Exercise directions =>
Using the page text on real estate ETFs below, explain in one to three sentences why it says these funds make investing in real estate easy.

==== Page text

Real estate ETFs make investing in real estate easy: they invest in multiple real estate securities at once, and you don't have to worry about managing the physical properties.
Best performing real estate ETFs
iShares Home and Multi-Sector Real Estate ETF
Principal Real Estate Active Opportunities ETF
US Diversified Real Estate ETF
First Trust S&P REIT Index Fund
Source: Finviz. Data current as of July 2, 2024 and is for informational purposes only, not for trading purposes.
Why invest in real estate ETFs?
Real estate ETFs offer several benefits, including diversification, liquidity, and the potential for passive income. They may also act as a hedge against inflation amid stock market volatility.
Real estate is a well-known way to grow wealth, and real estate ETFs can make it easier to get into the real estate industry than buying traditional property.

========
==== Listing

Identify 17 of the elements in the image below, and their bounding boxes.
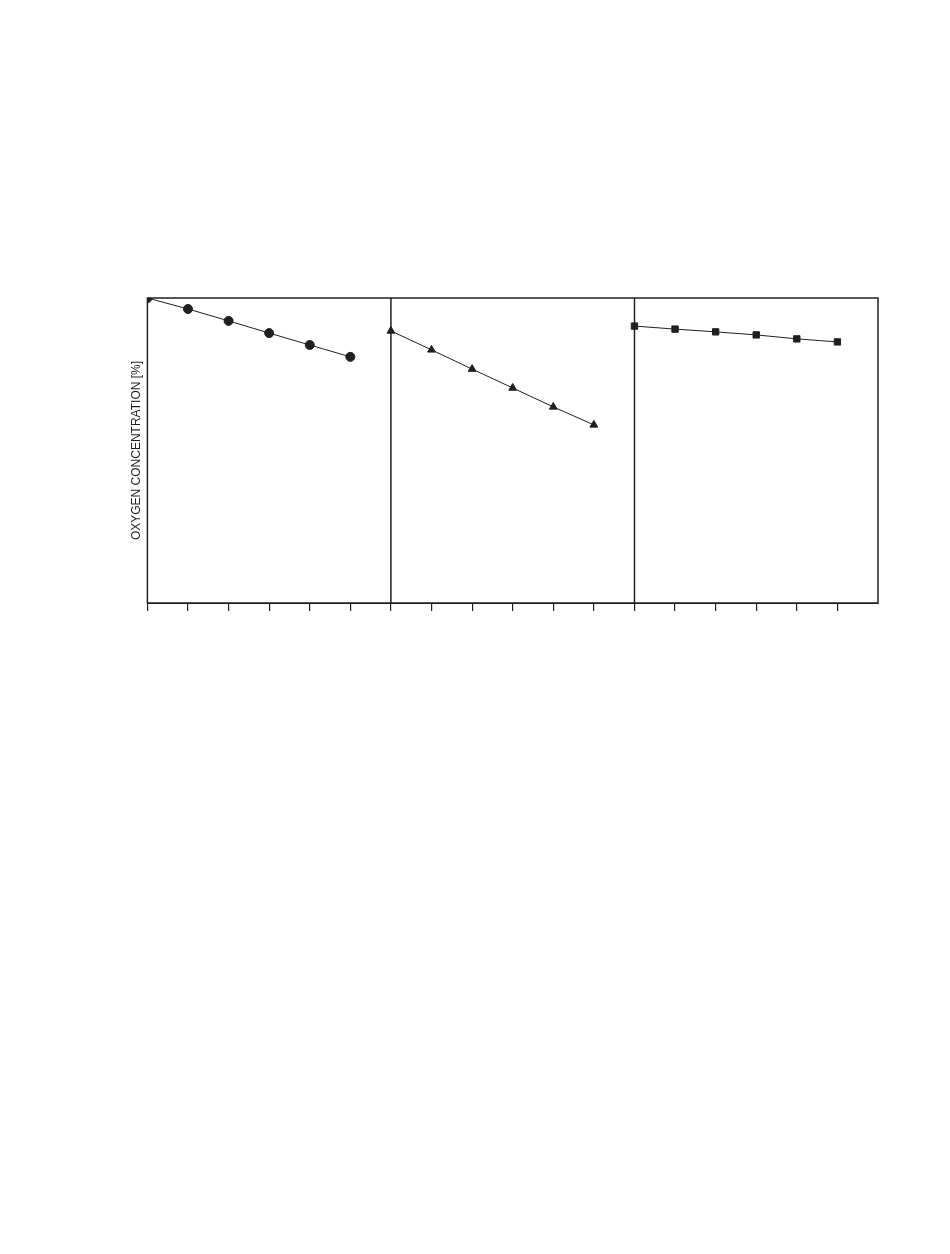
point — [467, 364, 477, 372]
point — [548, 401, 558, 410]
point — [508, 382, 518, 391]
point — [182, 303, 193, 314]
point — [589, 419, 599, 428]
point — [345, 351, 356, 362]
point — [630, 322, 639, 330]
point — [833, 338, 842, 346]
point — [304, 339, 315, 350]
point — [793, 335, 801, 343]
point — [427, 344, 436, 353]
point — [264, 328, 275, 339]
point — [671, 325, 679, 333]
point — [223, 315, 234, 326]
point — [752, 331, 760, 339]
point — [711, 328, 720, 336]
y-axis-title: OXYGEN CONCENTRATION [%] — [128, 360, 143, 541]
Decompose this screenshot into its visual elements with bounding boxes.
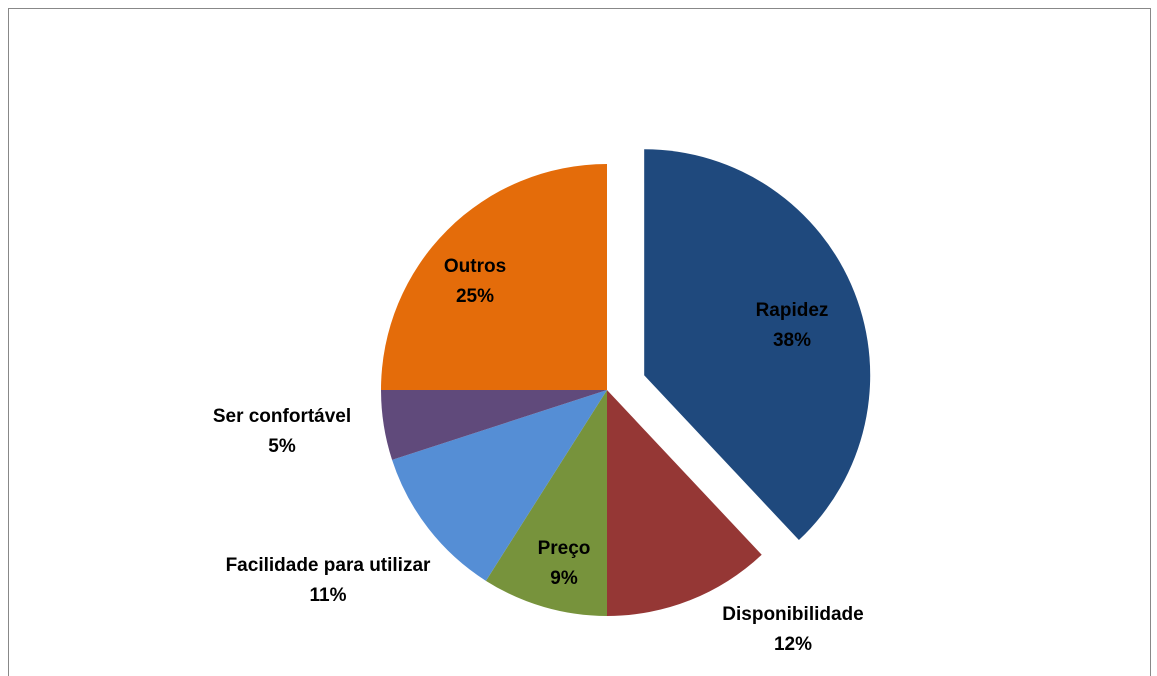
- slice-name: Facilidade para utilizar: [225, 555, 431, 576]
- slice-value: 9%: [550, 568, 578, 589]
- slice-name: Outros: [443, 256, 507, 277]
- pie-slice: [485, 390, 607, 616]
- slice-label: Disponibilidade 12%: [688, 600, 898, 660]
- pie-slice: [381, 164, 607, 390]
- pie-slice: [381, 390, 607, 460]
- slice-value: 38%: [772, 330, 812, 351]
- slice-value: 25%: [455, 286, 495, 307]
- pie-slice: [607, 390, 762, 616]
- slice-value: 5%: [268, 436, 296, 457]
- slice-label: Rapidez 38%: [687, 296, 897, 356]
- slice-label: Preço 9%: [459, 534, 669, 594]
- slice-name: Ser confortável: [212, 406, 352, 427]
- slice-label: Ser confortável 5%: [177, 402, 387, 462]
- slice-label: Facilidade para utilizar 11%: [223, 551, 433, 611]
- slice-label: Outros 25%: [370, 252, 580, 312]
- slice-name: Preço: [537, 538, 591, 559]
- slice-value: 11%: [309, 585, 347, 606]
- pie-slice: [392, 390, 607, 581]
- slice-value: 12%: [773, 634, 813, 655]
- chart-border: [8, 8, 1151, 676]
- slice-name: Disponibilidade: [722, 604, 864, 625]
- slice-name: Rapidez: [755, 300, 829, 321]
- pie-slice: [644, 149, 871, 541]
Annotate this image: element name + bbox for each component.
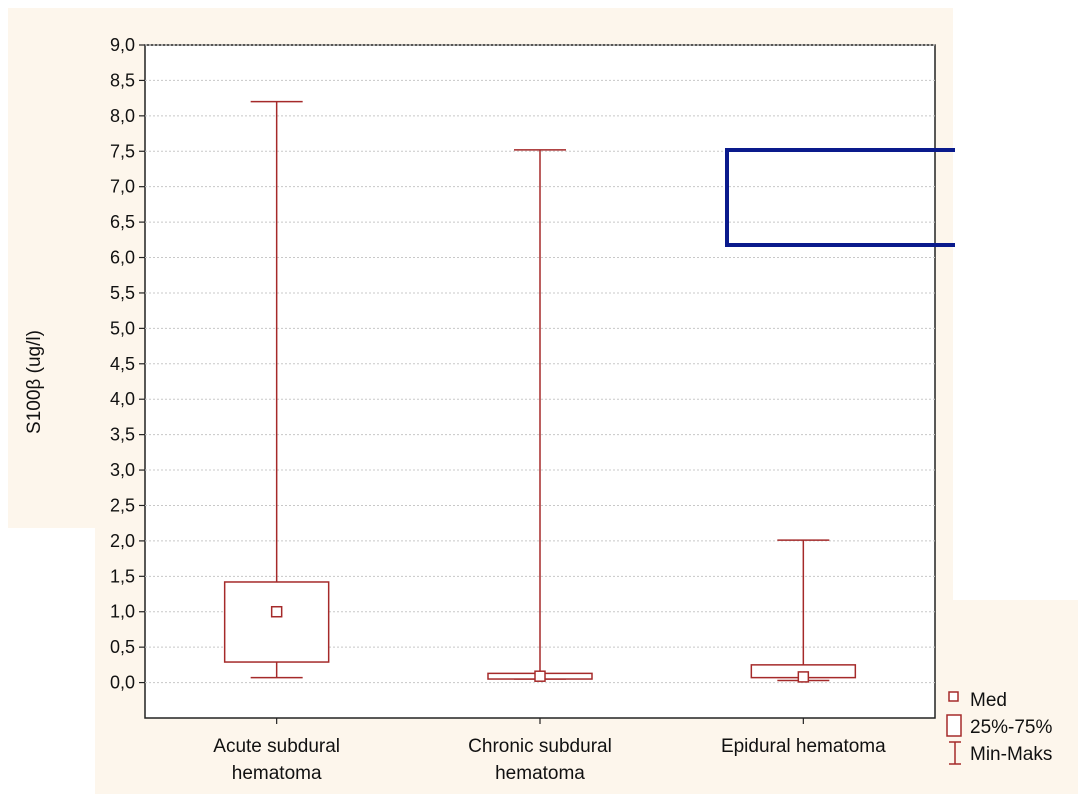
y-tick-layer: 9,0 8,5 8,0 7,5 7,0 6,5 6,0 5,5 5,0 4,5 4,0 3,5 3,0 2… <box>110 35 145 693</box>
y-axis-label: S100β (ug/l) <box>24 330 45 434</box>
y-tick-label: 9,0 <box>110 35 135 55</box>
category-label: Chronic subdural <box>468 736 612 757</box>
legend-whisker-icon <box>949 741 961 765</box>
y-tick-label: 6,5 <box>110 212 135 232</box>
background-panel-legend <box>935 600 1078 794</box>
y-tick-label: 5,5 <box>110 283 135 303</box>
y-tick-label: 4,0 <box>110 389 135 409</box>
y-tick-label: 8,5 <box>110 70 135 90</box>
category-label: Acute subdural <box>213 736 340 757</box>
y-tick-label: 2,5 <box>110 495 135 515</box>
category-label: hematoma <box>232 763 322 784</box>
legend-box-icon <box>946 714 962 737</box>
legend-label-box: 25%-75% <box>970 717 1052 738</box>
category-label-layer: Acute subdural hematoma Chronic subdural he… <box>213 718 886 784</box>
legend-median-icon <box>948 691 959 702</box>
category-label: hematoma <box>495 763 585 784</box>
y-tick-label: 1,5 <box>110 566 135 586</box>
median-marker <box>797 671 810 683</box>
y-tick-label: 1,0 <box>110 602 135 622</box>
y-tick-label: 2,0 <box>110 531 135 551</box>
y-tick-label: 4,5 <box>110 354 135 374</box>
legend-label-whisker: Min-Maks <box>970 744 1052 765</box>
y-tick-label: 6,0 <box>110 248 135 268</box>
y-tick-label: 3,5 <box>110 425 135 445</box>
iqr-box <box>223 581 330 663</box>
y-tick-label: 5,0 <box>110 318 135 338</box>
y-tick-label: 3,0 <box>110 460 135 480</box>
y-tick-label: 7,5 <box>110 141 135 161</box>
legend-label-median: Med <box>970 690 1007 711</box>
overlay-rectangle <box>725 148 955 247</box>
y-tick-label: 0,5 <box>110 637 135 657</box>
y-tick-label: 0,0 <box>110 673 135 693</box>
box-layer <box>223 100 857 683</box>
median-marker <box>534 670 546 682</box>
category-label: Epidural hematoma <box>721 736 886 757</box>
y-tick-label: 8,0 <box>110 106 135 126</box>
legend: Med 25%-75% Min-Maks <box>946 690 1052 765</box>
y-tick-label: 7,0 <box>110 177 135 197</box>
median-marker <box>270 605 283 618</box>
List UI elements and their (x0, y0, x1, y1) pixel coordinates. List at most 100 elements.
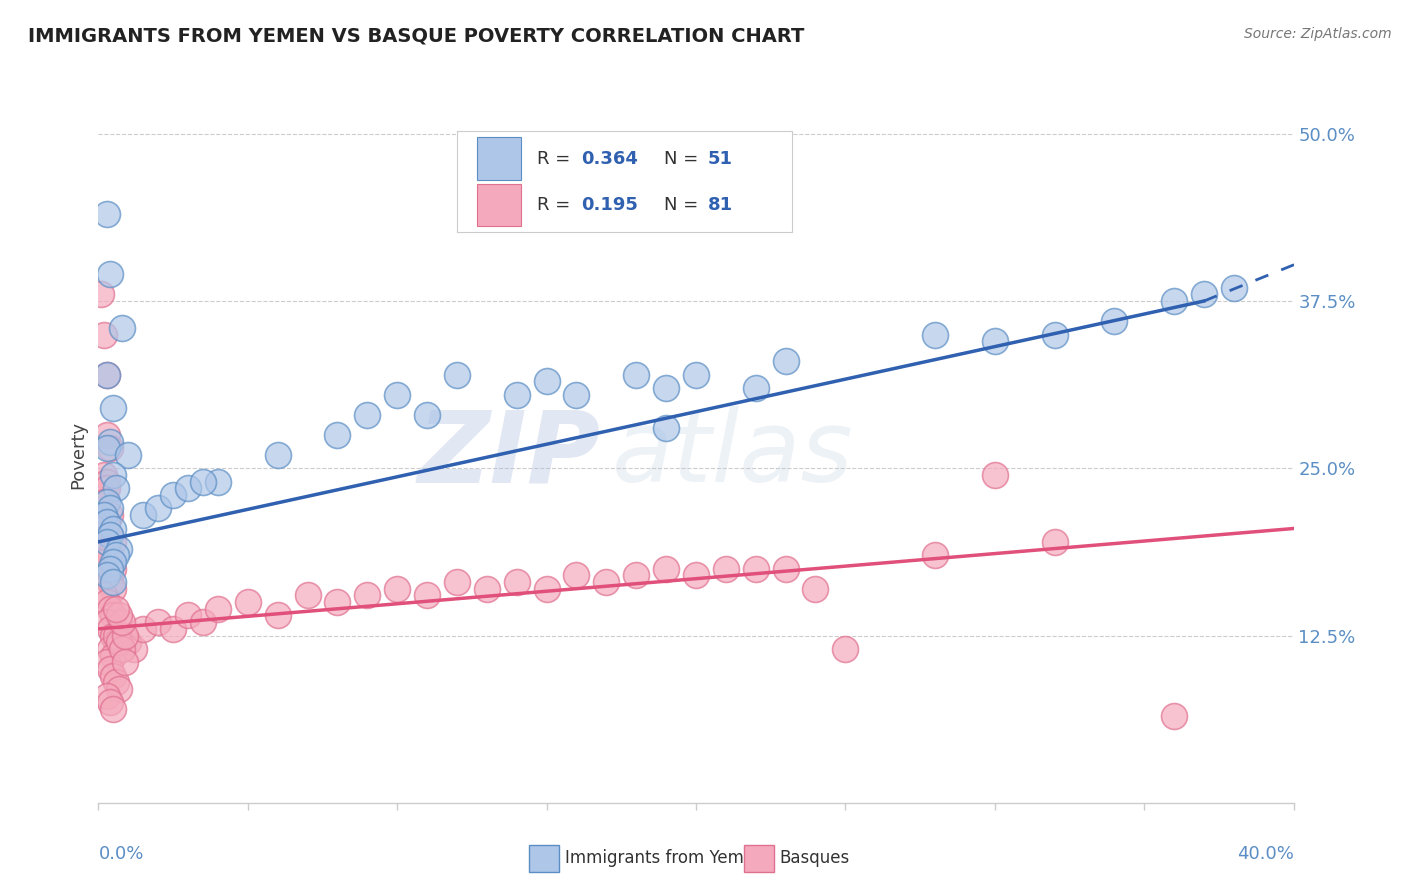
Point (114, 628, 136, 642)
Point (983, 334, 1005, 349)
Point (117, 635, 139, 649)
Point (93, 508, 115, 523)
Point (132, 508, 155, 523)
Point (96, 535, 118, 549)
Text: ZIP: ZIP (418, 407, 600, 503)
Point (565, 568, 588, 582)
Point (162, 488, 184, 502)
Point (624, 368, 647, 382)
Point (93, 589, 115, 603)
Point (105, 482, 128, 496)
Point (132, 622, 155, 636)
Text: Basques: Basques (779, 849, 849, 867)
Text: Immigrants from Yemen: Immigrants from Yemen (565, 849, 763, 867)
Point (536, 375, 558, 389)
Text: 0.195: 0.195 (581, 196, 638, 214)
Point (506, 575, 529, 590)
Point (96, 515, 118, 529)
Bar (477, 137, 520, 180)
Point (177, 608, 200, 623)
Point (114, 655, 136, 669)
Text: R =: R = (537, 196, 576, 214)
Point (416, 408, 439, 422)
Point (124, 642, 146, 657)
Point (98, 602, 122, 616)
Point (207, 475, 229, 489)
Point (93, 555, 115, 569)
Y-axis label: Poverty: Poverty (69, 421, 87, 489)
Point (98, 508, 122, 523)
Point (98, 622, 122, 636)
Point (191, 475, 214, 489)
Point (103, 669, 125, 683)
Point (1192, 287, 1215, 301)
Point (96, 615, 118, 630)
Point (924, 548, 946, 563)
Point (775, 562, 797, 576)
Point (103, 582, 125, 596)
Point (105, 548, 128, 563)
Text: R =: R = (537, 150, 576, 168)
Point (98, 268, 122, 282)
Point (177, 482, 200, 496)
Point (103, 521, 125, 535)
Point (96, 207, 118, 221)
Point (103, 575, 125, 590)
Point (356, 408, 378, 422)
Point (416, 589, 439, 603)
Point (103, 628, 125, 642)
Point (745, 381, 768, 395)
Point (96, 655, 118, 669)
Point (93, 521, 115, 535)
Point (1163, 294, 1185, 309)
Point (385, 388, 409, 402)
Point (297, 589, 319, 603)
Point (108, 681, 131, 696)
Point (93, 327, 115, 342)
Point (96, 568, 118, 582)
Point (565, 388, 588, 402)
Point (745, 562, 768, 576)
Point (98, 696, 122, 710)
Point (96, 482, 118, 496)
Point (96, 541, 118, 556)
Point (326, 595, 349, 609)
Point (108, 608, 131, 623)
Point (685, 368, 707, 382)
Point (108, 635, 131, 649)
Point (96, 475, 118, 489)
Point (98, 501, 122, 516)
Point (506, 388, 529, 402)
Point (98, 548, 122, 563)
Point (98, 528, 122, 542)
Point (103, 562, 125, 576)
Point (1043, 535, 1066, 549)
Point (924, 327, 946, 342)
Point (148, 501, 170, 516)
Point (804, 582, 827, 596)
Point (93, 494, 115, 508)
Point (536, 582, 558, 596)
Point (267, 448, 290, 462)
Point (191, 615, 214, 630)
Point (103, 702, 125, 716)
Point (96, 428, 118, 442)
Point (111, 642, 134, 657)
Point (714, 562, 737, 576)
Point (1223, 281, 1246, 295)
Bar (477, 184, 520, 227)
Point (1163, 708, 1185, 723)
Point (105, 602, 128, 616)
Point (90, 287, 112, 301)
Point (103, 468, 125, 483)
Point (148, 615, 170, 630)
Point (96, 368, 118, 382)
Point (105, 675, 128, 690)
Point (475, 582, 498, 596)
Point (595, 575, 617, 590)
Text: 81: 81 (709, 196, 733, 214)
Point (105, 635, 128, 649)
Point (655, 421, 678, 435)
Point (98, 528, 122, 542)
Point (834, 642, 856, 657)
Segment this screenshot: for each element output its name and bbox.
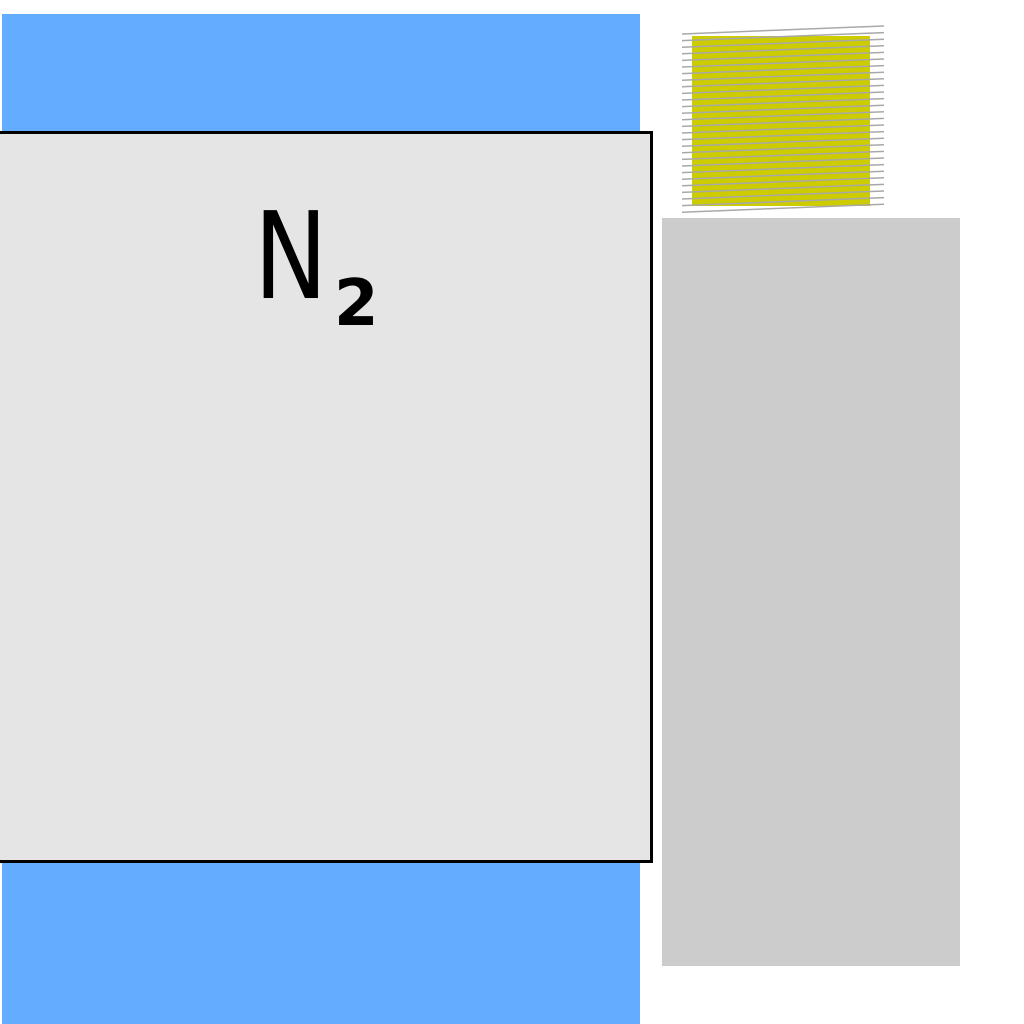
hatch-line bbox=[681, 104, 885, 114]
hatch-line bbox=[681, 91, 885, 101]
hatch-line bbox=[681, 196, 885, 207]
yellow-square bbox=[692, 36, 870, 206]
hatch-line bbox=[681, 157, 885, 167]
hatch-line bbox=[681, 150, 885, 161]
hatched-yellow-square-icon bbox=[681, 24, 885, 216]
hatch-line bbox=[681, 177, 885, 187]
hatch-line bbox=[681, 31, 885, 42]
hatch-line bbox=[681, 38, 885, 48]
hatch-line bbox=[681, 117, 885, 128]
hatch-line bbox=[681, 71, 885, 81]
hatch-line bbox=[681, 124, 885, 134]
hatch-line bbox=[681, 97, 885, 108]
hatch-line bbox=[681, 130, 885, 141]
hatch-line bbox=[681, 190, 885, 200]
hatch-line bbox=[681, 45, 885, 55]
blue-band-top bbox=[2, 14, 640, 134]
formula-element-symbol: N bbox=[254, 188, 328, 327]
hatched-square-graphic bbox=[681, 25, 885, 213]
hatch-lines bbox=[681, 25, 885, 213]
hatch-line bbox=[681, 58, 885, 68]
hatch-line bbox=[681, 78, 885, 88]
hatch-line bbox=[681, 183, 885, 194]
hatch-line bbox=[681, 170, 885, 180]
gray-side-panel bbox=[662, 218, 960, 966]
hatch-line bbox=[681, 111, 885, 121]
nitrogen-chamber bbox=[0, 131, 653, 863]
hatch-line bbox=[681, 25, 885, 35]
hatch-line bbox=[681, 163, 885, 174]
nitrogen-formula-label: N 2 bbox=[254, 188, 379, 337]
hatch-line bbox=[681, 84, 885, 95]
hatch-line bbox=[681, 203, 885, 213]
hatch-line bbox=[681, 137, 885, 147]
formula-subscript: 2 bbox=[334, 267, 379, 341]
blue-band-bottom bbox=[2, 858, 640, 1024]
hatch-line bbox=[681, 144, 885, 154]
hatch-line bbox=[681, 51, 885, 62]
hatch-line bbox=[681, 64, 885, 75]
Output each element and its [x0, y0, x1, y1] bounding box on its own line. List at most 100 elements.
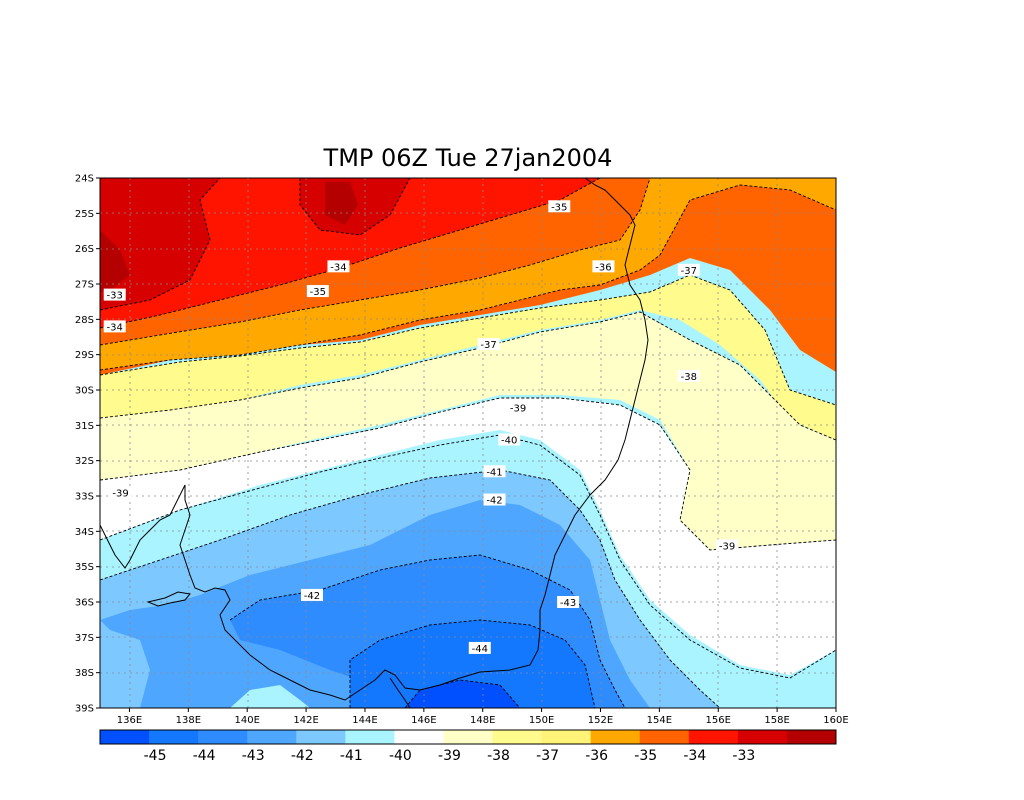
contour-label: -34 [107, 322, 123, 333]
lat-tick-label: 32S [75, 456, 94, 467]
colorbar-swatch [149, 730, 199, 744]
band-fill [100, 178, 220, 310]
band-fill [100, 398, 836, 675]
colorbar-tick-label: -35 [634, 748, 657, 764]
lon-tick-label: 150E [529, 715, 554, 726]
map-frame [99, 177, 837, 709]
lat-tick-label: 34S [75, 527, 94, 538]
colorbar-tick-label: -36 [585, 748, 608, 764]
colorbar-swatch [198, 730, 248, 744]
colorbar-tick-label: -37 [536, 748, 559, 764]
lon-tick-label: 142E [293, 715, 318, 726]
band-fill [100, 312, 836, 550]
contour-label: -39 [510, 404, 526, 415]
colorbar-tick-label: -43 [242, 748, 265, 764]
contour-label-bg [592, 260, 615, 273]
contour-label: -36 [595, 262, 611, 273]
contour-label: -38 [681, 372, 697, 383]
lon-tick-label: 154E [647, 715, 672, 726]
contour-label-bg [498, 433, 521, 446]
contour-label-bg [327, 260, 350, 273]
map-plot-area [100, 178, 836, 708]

========

The answer =>
Real estate ETFs make investing in real estate easy because they invest in multiple real estate securities at once. The investor also doesn't have to worry about managing the physical properties.